**Problem:** Write out all the data again, exactly as it stands.

Items from a data source
++++++++++++++++++++
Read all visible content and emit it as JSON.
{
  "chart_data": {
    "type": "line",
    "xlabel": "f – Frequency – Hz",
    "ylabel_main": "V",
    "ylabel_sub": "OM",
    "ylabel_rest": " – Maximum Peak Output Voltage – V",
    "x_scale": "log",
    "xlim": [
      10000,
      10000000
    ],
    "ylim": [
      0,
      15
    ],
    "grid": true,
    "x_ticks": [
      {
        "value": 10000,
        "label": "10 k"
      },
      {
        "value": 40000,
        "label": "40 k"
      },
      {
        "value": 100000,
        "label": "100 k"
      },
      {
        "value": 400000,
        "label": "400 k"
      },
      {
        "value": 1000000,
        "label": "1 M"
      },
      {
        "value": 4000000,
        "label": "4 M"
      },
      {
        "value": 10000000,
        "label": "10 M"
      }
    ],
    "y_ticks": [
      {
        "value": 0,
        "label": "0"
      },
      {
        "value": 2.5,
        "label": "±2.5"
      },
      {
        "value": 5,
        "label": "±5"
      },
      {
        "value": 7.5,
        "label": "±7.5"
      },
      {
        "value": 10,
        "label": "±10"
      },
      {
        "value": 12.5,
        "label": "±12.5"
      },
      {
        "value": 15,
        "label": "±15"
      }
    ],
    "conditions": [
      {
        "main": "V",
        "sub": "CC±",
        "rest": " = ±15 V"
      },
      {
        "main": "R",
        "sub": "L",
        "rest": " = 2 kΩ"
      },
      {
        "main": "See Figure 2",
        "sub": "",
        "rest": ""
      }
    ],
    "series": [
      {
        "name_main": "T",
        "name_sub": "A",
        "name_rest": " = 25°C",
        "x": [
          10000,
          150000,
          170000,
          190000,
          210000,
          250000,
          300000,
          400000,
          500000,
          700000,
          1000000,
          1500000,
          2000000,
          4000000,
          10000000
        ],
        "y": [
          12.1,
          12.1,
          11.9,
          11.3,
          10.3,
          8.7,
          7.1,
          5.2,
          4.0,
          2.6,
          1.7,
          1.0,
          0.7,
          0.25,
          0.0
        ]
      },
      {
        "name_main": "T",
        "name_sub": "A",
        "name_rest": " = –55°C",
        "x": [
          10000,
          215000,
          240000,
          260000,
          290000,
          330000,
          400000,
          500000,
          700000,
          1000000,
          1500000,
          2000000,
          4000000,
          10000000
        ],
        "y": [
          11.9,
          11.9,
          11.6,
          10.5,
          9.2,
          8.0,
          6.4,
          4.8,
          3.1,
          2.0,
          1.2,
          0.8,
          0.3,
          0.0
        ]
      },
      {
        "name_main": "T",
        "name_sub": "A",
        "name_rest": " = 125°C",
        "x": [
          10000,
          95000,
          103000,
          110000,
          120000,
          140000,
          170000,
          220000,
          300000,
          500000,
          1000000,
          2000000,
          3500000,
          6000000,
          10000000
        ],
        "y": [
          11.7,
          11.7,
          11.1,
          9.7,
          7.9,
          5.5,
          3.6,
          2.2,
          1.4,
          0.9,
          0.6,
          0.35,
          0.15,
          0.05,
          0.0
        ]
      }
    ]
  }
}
++++++++++++++++++++
**Exercise output:**
Read all visible content and emit it as JSON.
{
  "chart_data": {
    "type": "line",
    "xlabel": "f – Frequency – Hz",
    "ylabel_main": "V",
    "ylabel_sub": "OM",
    "ylabel_rest": " – Maximum Peak Output Voltage – V",
    "x_scale": "log",
    "xlim": [
      10000,
      10000000
    ],
    "ylim": [
      0,
      15
    ],
    "grid": true,
    "x_ticks": [
      {
        "value": 10000,
        "label": "10 k"
      },
      {
        "value": 40000,
        "label": "40 k"
      },
      {
        "value": 100000,
        "label": "100 k"
      },
      {
        "value": 400000,
        "label": "400 k"
      },
      {
        "value": 1000000,
        "label": "1 M"
      },
      {
        "value": 4000000,
        "label": "4 M"
      },
      {
        "value": 10000000,
        "label": "10 M"
      }
    ],
    "y_ticks": [
      {
        "value": 0,
        "label": "0"
      },
      {
        "value": 2.5,
        "label": "±2.5"
      },
      {
        "value": 5,
        "label": "±5"
      },
      {
        "value": 7.5,
        "label": "±7.5"
      },
      {
        "value": 10,
        "label": "±10"
      },
      {
        "value": 12.5,
        "label": "±12.5"
      },
      {
        "value": 15,
        "label": "±15"
      }
    ],
    "conditions": [
      {
        "main": "V",
        "sub": "CC±",
        "rest": " = ±15 V"
      },
      {
        "main": "R",
        "sub": "L",
        "rest": " = 2 kΩ"
      },
      {
        "main": "See Figure 2",
        "sub": "",
        "rest": ""
      }
    ],
    "series": [
      {
        "name_main": "T",
        "name_sub": "A",
        "name_rest": " = 25°C",
        "x": [
          10000,
          150000,
          170000,
          190000,
          210000,
          250000,
          300000,
          400000,
          500000,
          700000,
          1000000,
          1500000,
          2000000,
          4000000,
          10000000
        ],
        "y": [
          12.1,
          12.1,
          11.9,
          11.3,
          10.3,
          8.7,
          7.1,
          5.2,
          4.0,
          2.6,
          1.7,
          1.0,
          0.7,
          0.25,
          0.0
        ]
      },
      {
        "name_main": "T",
        "name_sub": "A",
        "name_rest": " = –55°C",
        "x": [
          10000,
          215000,
          240000,
          260000,
          290000,
          330000,
          400000,
          500000,
          700000,
          1000000,
          1500000,
          2000000,
          4000000,
          10000000
        ],
        "y": [
          11.9,
          11.9,
          11.6,
          10.5,
          9.2,
          8.0,
          6.4,
          4.8,
          3.1,
          2.0,
          1.2,
          0.8,
          0.3,
          0.0
        ]
      },
      {
        "name_main": "T",
        "name_sub": "A",
        "name_rest": " = 125°C",
        "x": [
          10000,
          95000,
          103000,
          110000,
          120000,
          140000,
          170000,
          220000,
          300000,
          500000,
          1000000,
          2000000,
          3500000,
          6000000,
          10000000
        ],
        "y": [
          11.7,
          11.7,
          11.1,
          9.7,
          7.9,
          5.5,
          3.6,
          2.2,
          1.4,
          0.9,
          0.6,
          0.35,
          0.15,
          0.05,
          0.0
        ]
      }
    ]
  }
}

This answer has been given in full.